----- Listed records

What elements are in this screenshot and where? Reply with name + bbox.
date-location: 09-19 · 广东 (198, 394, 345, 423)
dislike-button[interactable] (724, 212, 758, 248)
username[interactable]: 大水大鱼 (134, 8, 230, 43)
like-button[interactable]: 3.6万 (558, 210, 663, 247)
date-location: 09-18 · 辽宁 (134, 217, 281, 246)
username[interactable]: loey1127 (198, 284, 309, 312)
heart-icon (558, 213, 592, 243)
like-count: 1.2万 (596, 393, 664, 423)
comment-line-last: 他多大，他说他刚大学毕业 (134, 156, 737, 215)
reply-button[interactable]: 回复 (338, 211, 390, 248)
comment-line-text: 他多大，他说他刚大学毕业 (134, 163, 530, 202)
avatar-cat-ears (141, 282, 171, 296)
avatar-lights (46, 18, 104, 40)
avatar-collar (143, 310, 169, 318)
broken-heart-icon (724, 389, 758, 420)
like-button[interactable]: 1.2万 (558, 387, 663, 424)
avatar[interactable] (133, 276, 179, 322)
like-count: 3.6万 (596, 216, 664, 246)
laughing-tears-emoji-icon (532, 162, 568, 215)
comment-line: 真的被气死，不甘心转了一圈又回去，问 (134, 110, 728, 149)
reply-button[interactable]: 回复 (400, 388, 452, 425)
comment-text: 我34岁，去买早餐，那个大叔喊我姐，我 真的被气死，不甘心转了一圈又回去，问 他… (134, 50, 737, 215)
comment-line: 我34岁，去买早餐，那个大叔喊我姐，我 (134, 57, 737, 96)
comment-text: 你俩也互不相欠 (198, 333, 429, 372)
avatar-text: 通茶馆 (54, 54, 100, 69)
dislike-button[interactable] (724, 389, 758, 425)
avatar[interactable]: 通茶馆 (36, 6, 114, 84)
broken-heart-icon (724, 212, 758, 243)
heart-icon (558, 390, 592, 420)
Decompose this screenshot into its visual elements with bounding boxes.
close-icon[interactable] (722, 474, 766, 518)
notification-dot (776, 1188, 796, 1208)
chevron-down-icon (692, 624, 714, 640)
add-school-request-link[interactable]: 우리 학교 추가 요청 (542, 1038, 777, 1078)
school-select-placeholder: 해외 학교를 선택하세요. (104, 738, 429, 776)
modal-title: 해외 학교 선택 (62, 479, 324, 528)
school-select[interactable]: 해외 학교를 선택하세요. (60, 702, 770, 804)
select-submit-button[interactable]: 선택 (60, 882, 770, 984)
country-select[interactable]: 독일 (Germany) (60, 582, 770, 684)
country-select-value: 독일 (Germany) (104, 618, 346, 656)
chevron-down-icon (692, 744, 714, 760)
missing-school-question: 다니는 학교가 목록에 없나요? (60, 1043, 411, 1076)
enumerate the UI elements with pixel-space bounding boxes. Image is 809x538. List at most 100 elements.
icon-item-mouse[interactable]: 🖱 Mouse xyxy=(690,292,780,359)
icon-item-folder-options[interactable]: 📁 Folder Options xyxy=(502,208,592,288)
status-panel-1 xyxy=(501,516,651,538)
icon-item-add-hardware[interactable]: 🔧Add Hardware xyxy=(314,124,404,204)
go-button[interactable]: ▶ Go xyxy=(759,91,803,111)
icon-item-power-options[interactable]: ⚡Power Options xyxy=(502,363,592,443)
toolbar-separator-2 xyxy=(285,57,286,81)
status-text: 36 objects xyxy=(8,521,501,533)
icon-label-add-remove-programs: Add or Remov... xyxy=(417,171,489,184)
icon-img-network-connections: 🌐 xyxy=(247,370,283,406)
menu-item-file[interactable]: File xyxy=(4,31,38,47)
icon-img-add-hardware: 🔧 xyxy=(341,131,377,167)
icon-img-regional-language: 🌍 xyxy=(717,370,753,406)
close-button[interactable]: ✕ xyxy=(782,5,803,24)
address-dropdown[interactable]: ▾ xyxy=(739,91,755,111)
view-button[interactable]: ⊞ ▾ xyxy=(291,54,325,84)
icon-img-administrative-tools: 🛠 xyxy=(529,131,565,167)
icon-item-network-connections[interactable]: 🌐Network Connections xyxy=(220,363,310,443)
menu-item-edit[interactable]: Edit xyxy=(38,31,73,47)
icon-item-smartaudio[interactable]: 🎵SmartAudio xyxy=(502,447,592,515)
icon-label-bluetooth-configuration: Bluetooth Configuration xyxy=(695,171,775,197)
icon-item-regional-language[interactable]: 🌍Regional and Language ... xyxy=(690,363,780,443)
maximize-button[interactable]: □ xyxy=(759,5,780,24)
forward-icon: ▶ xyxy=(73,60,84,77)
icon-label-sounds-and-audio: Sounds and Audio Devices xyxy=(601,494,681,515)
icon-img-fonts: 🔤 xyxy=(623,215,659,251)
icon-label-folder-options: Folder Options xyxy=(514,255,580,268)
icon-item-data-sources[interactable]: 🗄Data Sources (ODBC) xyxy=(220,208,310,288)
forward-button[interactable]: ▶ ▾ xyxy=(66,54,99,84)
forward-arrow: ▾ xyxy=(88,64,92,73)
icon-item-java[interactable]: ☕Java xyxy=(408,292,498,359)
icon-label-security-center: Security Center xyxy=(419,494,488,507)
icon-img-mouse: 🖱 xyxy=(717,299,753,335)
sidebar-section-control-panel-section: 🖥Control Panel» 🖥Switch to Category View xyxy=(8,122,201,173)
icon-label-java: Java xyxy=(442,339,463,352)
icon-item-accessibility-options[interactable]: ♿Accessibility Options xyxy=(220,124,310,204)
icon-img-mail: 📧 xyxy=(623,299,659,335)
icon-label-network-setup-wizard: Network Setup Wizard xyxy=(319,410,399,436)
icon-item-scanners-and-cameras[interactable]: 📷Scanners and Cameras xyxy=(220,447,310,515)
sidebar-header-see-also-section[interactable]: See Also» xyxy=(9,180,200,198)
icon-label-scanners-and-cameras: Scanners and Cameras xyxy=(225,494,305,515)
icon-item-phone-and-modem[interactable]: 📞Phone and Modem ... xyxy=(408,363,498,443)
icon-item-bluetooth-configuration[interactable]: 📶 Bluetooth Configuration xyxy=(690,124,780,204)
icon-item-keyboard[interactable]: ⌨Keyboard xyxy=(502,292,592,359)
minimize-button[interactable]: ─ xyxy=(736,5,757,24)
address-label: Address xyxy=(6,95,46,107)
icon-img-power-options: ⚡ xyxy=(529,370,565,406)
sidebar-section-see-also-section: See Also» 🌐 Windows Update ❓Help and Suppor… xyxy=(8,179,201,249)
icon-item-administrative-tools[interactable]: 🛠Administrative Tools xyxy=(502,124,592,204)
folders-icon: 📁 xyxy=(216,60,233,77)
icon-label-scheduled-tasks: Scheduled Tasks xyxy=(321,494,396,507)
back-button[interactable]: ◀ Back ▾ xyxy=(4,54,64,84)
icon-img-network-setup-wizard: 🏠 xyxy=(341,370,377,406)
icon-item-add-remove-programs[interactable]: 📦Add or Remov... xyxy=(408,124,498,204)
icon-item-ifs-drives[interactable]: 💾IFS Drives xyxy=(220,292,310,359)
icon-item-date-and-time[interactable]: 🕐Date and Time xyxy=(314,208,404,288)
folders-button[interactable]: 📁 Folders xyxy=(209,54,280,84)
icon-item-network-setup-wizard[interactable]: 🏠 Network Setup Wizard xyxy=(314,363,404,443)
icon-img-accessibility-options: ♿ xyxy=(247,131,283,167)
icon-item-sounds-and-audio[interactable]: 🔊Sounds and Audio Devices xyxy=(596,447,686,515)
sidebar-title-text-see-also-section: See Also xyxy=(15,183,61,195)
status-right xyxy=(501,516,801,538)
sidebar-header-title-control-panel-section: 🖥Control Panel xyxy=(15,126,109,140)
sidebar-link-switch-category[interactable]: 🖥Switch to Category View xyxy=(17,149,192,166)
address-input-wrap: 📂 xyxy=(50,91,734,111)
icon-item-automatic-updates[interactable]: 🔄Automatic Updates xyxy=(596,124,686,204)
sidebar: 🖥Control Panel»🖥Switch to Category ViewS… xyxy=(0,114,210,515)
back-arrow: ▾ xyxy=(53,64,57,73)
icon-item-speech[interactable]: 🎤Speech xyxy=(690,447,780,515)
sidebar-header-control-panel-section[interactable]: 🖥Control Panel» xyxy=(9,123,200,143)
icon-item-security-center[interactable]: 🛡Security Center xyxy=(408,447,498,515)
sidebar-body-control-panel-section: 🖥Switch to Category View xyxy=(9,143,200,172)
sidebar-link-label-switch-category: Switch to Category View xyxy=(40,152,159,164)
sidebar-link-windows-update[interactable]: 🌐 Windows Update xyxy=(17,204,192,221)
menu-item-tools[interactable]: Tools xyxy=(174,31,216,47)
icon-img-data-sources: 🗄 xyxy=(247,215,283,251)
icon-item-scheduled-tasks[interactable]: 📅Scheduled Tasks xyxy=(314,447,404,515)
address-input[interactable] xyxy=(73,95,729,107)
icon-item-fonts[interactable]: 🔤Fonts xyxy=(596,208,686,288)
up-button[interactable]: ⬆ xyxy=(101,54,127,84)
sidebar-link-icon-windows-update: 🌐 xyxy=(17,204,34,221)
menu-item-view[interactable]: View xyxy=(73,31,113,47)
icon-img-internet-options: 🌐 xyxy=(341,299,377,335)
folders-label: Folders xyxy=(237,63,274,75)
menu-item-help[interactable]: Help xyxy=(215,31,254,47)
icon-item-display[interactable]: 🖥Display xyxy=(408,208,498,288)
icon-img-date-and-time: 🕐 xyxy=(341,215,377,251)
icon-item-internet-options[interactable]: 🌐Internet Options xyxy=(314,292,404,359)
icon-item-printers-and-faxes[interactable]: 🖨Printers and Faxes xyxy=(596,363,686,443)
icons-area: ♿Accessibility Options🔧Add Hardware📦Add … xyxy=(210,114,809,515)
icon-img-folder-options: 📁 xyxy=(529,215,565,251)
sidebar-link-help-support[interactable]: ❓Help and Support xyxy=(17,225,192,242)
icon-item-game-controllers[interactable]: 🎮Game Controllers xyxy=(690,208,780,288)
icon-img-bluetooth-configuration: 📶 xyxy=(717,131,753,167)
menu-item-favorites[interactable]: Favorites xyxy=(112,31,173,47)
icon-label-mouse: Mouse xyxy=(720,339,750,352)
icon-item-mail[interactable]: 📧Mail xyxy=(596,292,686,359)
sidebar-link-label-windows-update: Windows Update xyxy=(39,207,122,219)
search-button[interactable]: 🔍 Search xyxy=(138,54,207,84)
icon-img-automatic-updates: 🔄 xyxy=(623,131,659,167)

----------

Problem: Could you render everything from the start of the items down to the line containing "like-button[interactable]: 3.6万 (558, 210, 663, 247)", that line included, as a JSON list of strings with one string per line and blank lines omitted?

Output of the task:
[
  "What elements are in this screenshot and where? Reply with name + bbox.",
  "date-location: 09-19 · 广东 (198, 394, 345, 423)",
  "dislike-button[interactable] (724, 212, 758, 248)",
  "username[interactable]: 大水大鱼 (134, 8, 230, 43)",
  "like-button[interactable]: 3.6万 (558, 210, 663, 247)"
]